Give an unaltered copy of the listing below, minus its pictures.

[[ Data supplied, beginning ]]

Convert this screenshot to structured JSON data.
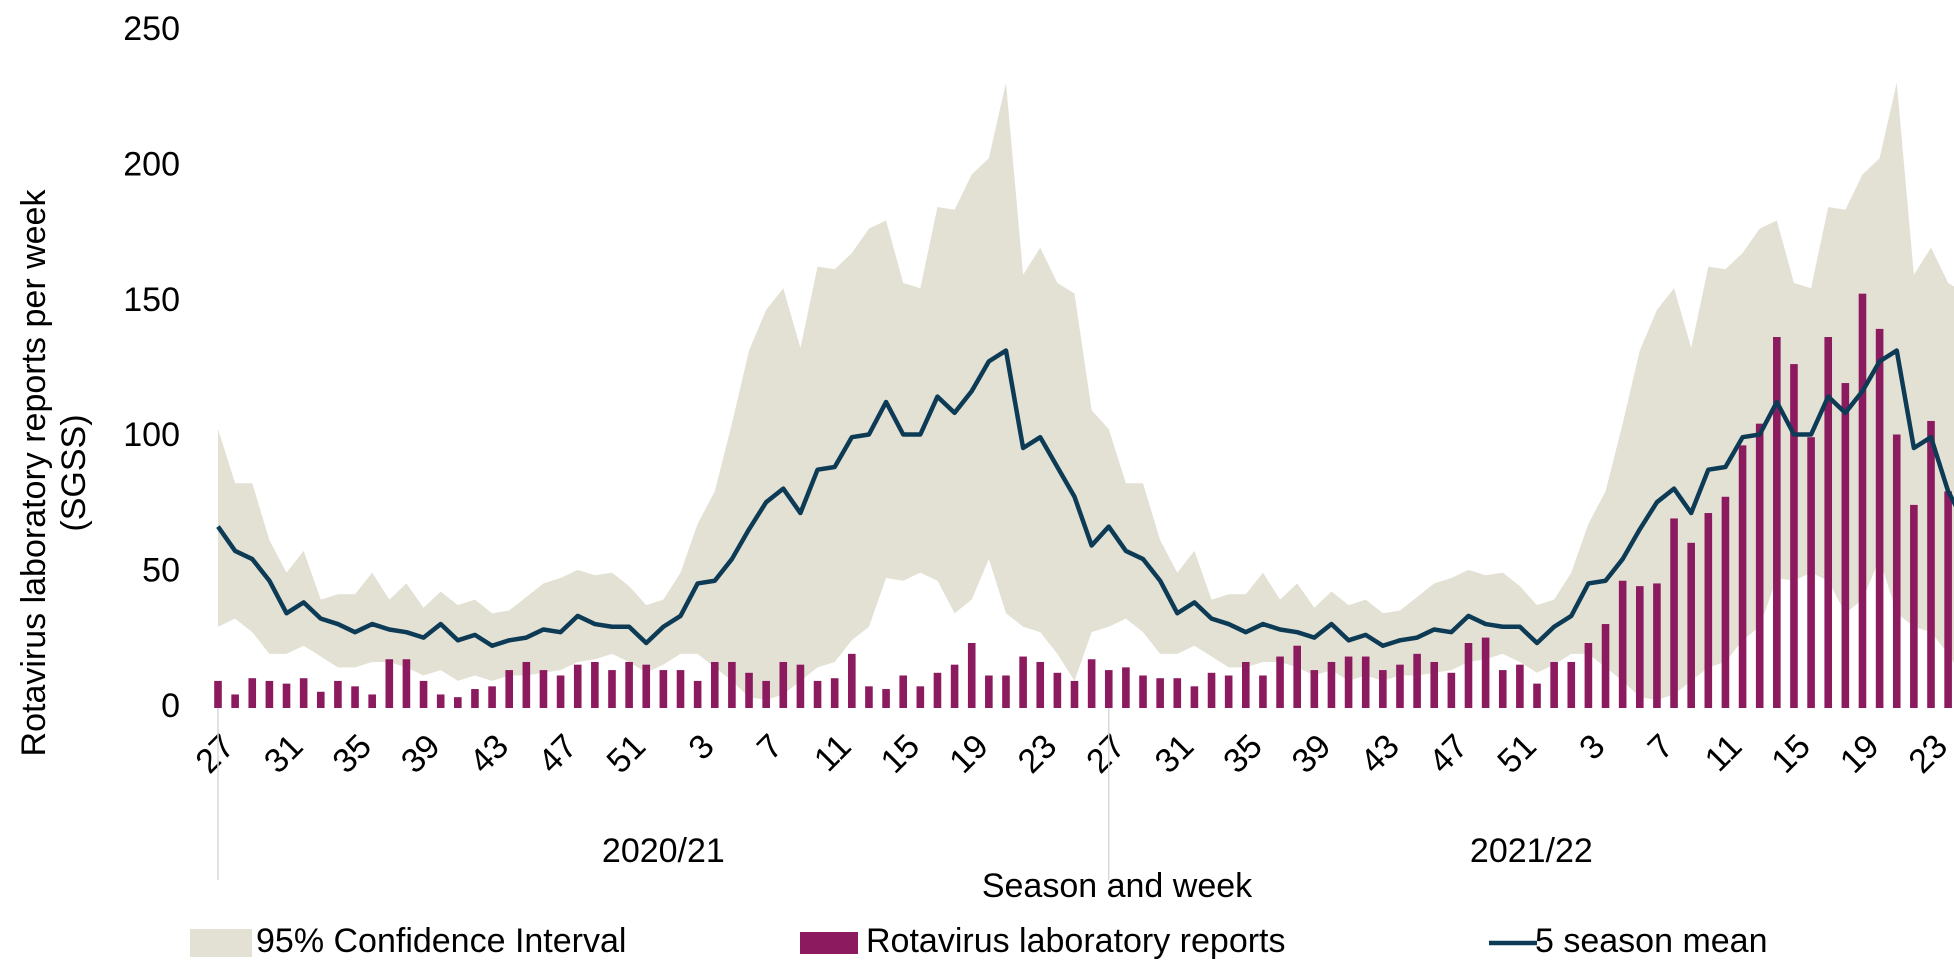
{
  "chart_data": {
    "type": "bar",
    "x_label": "Season and week",
    "y_label": [
      "Rotavirus laboratory reports per week",
      "(SGSS)"
    ],
    "ylim": [
      0,
      250
    ],
    "yticks": [
      0,
      50,
      100,
      150,
      200,
      250
    ],
    "legend": "bottom",
    "categories": [
      "27",
      null,
      null,
      null,
      "31",
      null,
      null,
      null,
      "35",
      null,
      null,
      null,
      "39",
      null,
      null,
      null,
      "43",
      null,
      null,
      null,
      "47",
      null,
      null,
      null,
      "51",
      null,
      null,
      null,
      "3",
      null,
      null,
      null,
      "7",
      null,
      null,
      null,
      "11",
      null,
      null,
      null,
      "15",
      null,
      null,
      null,
      "19",
      null,
      null,
      null,
      "23",
      null,
      null,
      null,
      "27",
      null,
      null,
      null,
      "31",
      null,
      null,
      null,
      "35",
      null,
      null,
      null,
      "39",
      null,
      null,
      null,
      "43",
      null,
      null,
      null,
      "47",
      null,
      null,
      null,
      "51",
      null,
      null,
      null,
      "3",
      null,
      null,
      null,
      "7",
      null,
      null,
      null,
      "11",
      null,
      null,
      null,
      "15",
      null,
      null,
      null,
      "19",
      null,
      null,
      null,
      "23",
      null,
      null
    ],
    "category_groups": [
      {
        "label": "2020/21",
        "size": 52
      },
      {
        "label": "2021/22",
        "size": 51
      }
    ],
    "series": [
      {
        "name": "95% Confidence Interval",
        "type": "band",
        "color": "#e3e1d4",
        "lower": [
          30,
          33,
          28,
          20,
          20,
          23,
          19,
          15,
          15,
          17,
          17,
          15,
          12,
          14,
          10,
          12,
          10,
          12,
          12,
          13,
          14,
          17,
          18,
          20,
          17,
          13,
          16,
          20,
          20,
          15,
          10,
          4,
          3,
          5,
          10,
          15,
          17,
          25,
          30,
          48,
          47,
          50,
          47,
          35,
          40,
          55,
          35,
          30,
          28,
          20,
          10,
          28,
          30,
          33,
          28,
          20,
          20,
          23,
          19,
          15,
          15,
          17,
          17,
          15,
          12,
          14,
          10,
          12,
          10,
          12,
          12,
          13,
          14,
          17,
          18,
          20,
          17,
          13,
          16,
          20,
          20,
          15,
          10,
          4,
          3,
          5,
          10,
          15,
          17,
          25,
          30,
          48,
          47,
          50,
          47,
          35,
          40,
          55,
          35,
          30,
          28,
          20,
          10
        ],
        "upper": [
          103,
          83,
          83,
          62,
          50,
          58,
          40,
          42,
          42,
          50,
          40,
          46,
          37,
          43,
          38,
          40,
          35,
          36,
          41,
          46,
          48,
          51,
          49,
          50,
          45,
          38,
          40,
          50,
          68,
          80,
          105,
          132,
          147,
          155,
          133,
          163,
          162,
          168,
          177,
          180,
          157,
          155,
          185,
          184,
          197,
          203,
          231,
          160,
          170,
          157,
          153,
          110,
          103,
          83,
          83,
          62,
          50,
          58,
          40,
          42,
          42,
          50,
          40,
          46,
          37,
          43,
          38,
          40,
          35,
          36,
          41,
          46,
          48,
          51,
          49,
          50,
          45,
          38,
          40,
          50,
          68,
          80,
          105,
          132,
          147,
          155,
          133,
          163,
          162,
          168,
          177,
          180,
          157,
          155,
          185,
          184,
          197,
          203,
          231,
          160,
          170,
          157,
          153
        ]
      },
      {
        "name": "Rotavirus laboratory reports",
        "type": "bar",
        "color": "#8b1a5e",
        "values": [
          10,
          5,
          11,
          10,
          9,
          11,
          6,
          10,
          8,
          5,
          18,
          18,
          10,
          5,
          4,
          7,
          8,
          14,
          17,
          14,
          12,
          16,
          17,
          14,
          17,
          16,
          14,
          14,
          10,
          17,
          17,
          13,
          10,
          17,
          16,
          10,
          11,
          20,
          8,
          7,
          12,
          8,
          13,
          16,
          24,
          12,
          12,
          19,
          17,
          13,
          10,
          18,
          14,
          15,
          12,
          11,
          11,
          8,
          13,
          12,
          17,
          12,
          19,
          23,
          14,
          17,
          19,
          19,
          14,
          16,
          20,
          17,
          13,
          24,
          26,
          14,
          16,
          9,
          17,
          17,
          24,
          31,
          47,
          45,
          46,
          70,
          61,
          72,
          78,
          97,
          105,
          137,
          127,
          100,
          137,
          120,
          153,
          140,
          101,
          75,
          106,
          80,
          68
        ]
      },
      {
        "name": "5 season mean",
        "type": "line",
        "color": "#0d3b55",
        "values": [
          67,
          58,
          55,
          47,
          35,
          39,
          33,
          31,
          28,
          31,
          29,
          28,
          26,
          31,
          25,
          27,
          23,
          25,
          26,
          29,
          28,
          34,
          31,
          30,
          30,
          24,
          30,
          34,
          46,
          47,
          55,
          66,
          76,
          81,
          72,
          88,
          89,
          100,
          101,
          113,
          101,
          101,
          115,
          109,
          117,
          128,
          132,
          96,
          100,
          89,
          78,
          60,
          67,
          58,
          55,
          47,
          35,
          39,
          33,
          31,
          28,
          31,
          29,
          28,
          26,
          31,
          25,
          27,
          23,
          25,
          26,
          29,
          28,
          34,
          31,
          30,
          30,
          24,
          30,
          34,
          46,
          47,
          55,
          66,
          76,
          81,
          72,
          88,
          89,
          100,
          101,
          113,
          101,
          101,
          115,
          109,
          117,
          128,
          132,
          96,
          100,
          80,
          68
        ]
      }
    ]
  }
}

[[ Data supplied, end ]]

= Written solution =
Convert this screenshot to structured JSON data.
{
  "chart_data": {
    "type": "bar",
    "x_label": "Season and week",
    "y_label": [
      "Rotavirus laboratory reports per week",
      "(SGSS)"
    ],
    "ylim": [
      0,
      250
    ],
    "yticks": [
      0,
      50,
      100,
      150,
      200,
      250
    ],
    "legend": "bottom",
    "categories": [
      "27",
      null,
      null,
      null,
      "31",
      null,
      null,
      null,
      "35",
      null,
      null,
      null,
      "39",
      null,
      null,
      null,
      "43",
      null,
      null,
      null,
      "47",
      null,
      null,
      null,
      "51",
      null,
      null,
      null,
      "3",
      null,
      null,
      null,
      "7",
      null,
      null,
      null,
      "11",
      null,
      null,
      null,
      "15",
      null,
      null,
      null,
      "19",
      null,
      null,
      null,
      "23",
      null,
      null,
      null,
      "27",
      null,
      null,
      null,
      "31",
      null,
      null,
      null,
      "35",
      null,
      null,
      null,
      "39",
      null,
      null,
      null,
      "43",
      null,
      null,
      null,
      "47",
      null,
      null,
      null,
      "51",
      null,
      null,
      null,
      "3",
      null,
      null,
      null,
      "7",
      null,
      null,
      null,
      "11",
      null,
      null,
      null,
      "15",
      null,
      null,
      null,
      "19",
      null,
      null,
      null,
      "23",
      null,
      null
    ],
    "category_groups": [
      {
        "label": "2020/21",
        "size": 52
      },
      {
        "label": "2021/22",
        "size": 51
      }
    ],
    "series": [
      {
        "name": "95% Confidence Interval",
        "type": "band",
        "color": "#e3e1d4",
        "lower": [
          30,
          33,
          28,
          20,
          20,
          23,
          19,
          15,
          15,
          17,
          17,
          15,
          12,
          14,
          10,
          12,
          10,
          12,
          12,
          13,
          14,
          17,
          18,
          20,
          17,
          13,
          16,
          20,
          20,
          15,
          10,
          4,
          3,
          5,
          10,
          15,
          17,
          25,
          30,
          48,
          47,
          50,
          47,
          35,
          40,
          55,
          35,
          30,
          28,
          20,
          10,
          28,
          30,
          33,
          28,
          20,
          20,
          23,
          19,
          15,
          15,
          17,
          17,
          15,
          12,
          14,
          10,
          12,
          10,
          12,
          12,
          13,
          14,
          17,
          18,
          20,
          17,
          13,
          16,
          20,
          20,
          15,
          10,
          4,
          3,
          5,
          10,
          15,
          17,
          25,
          30,
          48,
          47,
          50,
          47,
          35,
          40,
          55,
          35,
          30,
          28,
          20,
          10
        ],
        "upper": [
          103,
          83,
          83,
          62,
          50,
          58,
          40,
          42,
          42,
          50,
          40,
          46,
          37,
          43,
          38,
          40,
          35,
          36,
          41,
          46,
          48,
          51,
          49,
          50,
          45,
          38,
          40,
          50,
          68,
          80,
          105,
          132,
          147,
          155,
          133,
          163,
          162,
          168,
          177,
          180,
          157,
          155,
          185,
          184,
          197,
          203,
          231,
          160,
          170,
          157,
          153,
          110,
          103,
          83,
          83,
          62,
          50,
          58,
          40,
          42,
          42,
          50,
          40,
          46,
          37,
          43,
          38,
          40,
          35,
          36,
          41,
          46,
          48,
          51,
          49,
          50,
          45,
          38,
          40,
          50,
          68,
          80,
          105,
          132,
          147,
          155,
          133,
          163,
          162,
          168,
          177,
          180,
          157,
          155,
          185,
          184,
          197,
          203,
          231,
          160,
          170,
          157,
          153
        ]
      },
      {
        "name": "Rotavirus laboratory reports",
        "type": "bar",
        "color": "#8b1a5e",
        "values": [
          10,
          5,
          11,
          10,
          9,
          11,
          6,
          10,
          8,
          5,
          18,
          18,
          10,
          5,
          4,
          7,
          8,
          14,
          17,
          14,
          12,
          16,
          17,
          14,
          17,
          16,
          14,
          14,
          10,
          17,
          17,
          13,
          10,
          17,
          16,
          10,
          11,
          20,
          8,
          7,
          12,
          8,
          13,
          16,
          24,
          12,
          12,
          19,
          17,
          13,
          10,
          18,
          14,
          15,
          12,
          11,
          11,
          8,
          13,
          12,
          17,
          12,
          19,
          23,
          14,
          17,
          19,
          19,
          14,
          16,
          20,
          17,
          13,
          24,
          26,
          14,
          16,
          9,
          17,
          17,
          24,
          31,
          47,
          45,
          46,
          70,
          61,
          72,
          78,
          97,
          105,
          137,
          127,
          100,
          137,
          120,
          153,
          140,
          101,
          75,
          106,
          80,
          68
        ]
      },
      {
        "name": "5 season mean",
        "type": "line",
        "color": "#0d3b55",
        "values": [
          67,
          58,
          55,
          47,
          35,
          39,
          33,
          31,
          28,
          31,
          29,
          28,
          26,
          31,
          25,
          27,
          23,
          25,
          26,
          29,
          28,
          34,
          31,
          30,
          30,
          24,
          30,
          34,
          46,
          47,
          55,
          66,
          76,
          81,
          72,
          88,
          89,
          100,
          101,
          113,
          101,
          101,
          115,
          109,
          117,
          128,
          132,
          96,
          100,
          89,
          78,
          60,
          67,
          58,
          55,
          47,
          35,
          39,
          33,
          31,
          28,
          31,
          29,
          28,
          26,
          31,
          25,
          27,
          23,
          25,
          26,
          29,
          28,
          34,
          31,
          30,
          30,
          24,
          30,
          34,
          46,
          47,
          55,
          66,
          76,
          81,
          72,
          88,
          89,
          100,
          101,
          113,
          101,
          101,
          115,
          109,
          117,
          128,
          132,
          96,
          100,
          80,
          68
        ]
      }
    ]
  }
}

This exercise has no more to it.